WORK TO BE COMPLETED:
Using the data below, gather each line that includes the word "JSON".

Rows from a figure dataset
# # # # # # #

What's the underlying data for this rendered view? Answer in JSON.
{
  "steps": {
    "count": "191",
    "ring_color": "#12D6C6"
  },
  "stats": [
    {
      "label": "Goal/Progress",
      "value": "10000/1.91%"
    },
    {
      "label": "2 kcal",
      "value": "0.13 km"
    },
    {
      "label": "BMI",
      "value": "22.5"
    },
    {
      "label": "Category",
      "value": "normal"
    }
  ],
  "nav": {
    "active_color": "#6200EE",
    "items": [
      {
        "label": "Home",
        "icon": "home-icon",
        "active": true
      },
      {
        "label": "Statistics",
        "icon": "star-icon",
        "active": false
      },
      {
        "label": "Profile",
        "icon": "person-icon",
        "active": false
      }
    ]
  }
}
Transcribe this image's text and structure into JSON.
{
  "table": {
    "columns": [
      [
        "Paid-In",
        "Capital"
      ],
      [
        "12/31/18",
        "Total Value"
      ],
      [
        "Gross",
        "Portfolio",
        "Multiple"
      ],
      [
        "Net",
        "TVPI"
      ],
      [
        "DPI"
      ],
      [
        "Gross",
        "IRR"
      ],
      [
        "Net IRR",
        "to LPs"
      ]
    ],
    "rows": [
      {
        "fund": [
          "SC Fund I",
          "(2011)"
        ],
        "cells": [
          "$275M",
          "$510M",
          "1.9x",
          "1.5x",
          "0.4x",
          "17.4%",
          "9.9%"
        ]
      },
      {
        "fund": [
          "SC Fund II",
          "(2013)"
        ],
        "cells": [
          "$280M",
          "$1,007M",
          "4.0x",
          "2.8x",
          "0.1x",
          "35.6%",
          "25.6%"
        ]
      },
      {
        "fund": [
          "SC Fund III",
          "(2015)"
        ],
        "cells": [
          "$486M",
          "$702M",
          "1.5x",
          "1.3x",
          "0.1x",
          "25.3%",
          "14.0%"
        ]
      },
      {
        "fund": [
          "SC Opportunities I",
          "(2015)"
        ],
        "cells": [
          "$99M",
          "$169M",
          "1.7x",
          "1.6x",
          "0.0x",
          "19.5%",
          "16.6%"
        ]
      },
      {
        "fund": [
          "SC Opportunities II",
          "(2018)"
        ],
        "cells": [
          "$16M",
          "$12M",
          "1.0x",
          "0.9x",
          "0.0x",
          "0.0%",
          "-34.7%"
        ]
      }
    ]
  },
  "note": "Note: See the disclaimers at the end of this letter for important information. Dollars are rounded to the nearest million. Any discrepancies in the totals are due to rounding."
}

# # # # # # #

FULL SOLUTION:
What's the underlying data for this rendered view? Answer in JSON.
Transcribe this image's text and structure into JSON.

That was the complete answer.